- Problem
All of the data must be printed exactly; please include every line.

- Record excerpts
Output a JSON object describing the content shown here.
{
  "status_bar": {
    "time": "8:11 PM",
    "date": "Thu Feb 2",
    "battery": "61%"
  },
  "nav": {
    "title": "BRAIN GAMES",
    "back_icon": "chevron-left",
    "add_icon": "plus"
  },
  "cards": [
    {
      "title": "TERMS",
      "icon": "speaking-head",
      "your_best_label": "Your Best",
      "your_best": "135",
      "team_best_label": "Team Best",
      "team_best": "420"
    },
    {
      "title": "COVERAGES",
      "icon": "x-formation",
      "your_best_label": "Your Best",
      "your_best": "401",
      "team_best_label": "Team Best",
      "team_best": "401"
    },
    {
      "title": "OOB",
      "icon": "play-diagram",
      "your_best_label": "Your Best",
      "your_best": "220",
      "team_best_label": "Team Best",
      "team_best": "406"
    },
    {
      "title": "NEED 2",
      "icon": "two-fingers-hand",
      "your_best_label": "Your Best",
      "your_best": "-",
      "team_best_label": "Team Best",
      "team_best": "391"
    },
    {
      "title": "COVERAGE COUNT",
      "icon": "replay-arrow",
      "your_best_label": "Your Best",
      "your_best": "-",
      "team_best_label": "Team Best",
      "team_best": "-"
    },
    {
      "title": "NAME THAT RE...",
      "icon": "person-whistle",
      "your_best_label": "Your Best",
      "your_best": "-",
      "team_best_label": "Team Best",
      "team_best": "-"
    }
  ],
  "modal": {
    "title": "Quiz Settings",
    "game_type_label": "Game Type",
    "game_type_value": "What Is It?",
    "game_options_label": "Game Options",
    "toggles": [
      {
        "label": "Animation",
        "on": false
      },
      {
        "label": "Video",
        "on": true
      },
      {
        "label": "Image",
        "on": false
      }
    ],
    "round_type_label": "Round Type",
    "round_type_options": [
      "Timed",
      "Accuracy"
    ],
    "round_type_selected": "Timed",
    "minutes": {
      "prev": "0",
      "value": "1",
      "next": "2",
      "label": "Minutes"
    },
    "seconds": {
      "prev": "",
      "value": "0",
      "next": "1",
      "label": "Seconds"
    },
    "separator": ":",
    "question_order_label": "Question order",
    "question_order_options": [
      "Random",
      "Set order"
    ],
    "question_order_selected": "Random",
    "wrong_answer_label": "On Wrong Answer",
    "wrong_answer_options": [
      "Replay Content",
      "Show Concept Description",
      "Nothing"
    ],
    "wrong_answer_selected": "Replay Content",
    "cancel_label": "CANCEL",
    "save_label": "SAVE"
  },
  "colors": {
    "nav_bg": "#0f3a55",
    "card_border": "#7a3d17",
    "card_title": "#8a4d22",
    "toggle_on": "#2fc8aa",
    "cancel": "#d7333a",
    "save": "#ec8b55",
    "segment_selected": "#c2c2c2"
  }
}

- Reply to the task
Output a JSON object describing the content shown here.
{
  "status_bar": {
    "time": "8:11 PM",
    "date": "Thu Feb 2",
    "battery": "61%"
  },
  "nav": {
    "title": "BRAIN GAMES",
    "back_icon": "chevron-left",
    "add_icon": "plus"
  },
  "cards": [
    {
      "title": "TERMS",
      "icon": "speaking-head",
      "your_best_label": "Your Best",
      "your_best": "135",
      "team_best_label": "Team Best",
      "team_best": "420"
    },
    {
      "title": "COVERAGES",
      "icon": "x-formation",
      "your_best_label": "Your Best",
      "your_best": "401",
      "team_best_label": "Team Best",
      "team_best": "401"
    },
    {
      "title": "OOB",
      "icon": "play-diagram",
      "your_best_label": "Your Best",
      "your_best": "220",
      "team_best_label": "Team Best",
      "team_best": "406"
    },
    {
      "title": "NEED 2",
      "icon": "two-fingers-hand",
      "your_best_label": "Your Best",
      "your_best": "-",
      "team_best_label": "Team Best",
      "team_best": "391"
    },
    {
      "title": "COVERAGE COUNT",
      "icon": "replay-arrow",
      "your_best_label": "Your Best",
      "your_best": "-",
      "team_best_label": "Team Best",
      "team_best": "-"
    },
    {
      "title": "NAME THAT RE...",
      "icon": "person-whistle",
      "your_best_label": "Your Best",
      "your_best": "-",
      "team_best_label": "Team Best",
      "team_best": "-"
    }
  ],
  "modal": {
    "title": "Quiz Settings",
    "game_type_label": "Game Type",
    "game_type_value": "What Is It?",
    "game_options_label": "Game Options",
    "toggles": [
      {
        "label": "Animation",
        "on": false
      },
      {
        "label": "Video",
        "on": true
      },
      {
        "label": "Image",
        "on": false
      }
    ],
    "round_type_label": "Round Type",
    "round_type_options": [
      "Timed",
      "Accuracy"
    ],
    "round_type_selected": "Timed",
    "minutes": {
      "prev": "0",
      "value": "1",
      "next": "2",
      "label": "Minutes"
    },
    "seconds": {
      "prev": "",
      "value": "0",
      "next": "1",
      "label": "Seconds"
    },
    "separator": ":",
    "question_order_label": "Question order",
    "question_order_options": [
      "Random",
      "Set order"
    ],
    "question_order_selected": "Random",
    "wrong_answer_label": "On Wrong Answer",
    "wrong_answer_options": [
      "Replay Content",
      "Show Concept Description",
      "Nothing"
    ],
    "wrong_answer_selected": "Replay Content",
    "cancel_label": "CANCEL",
    "save_label": "SAVE"
  },
  "colors": {
    "nav_bg": "#0f3a55",
    "card_border": "#7a3d17",
    "card_title": "#8a4d22",
    "toggle_on": "#2fc8aa",
    "cancel": "#d7333a",
    "save": "#ec8b55",
    "segment_selected": "#c2c2c2"
  }
}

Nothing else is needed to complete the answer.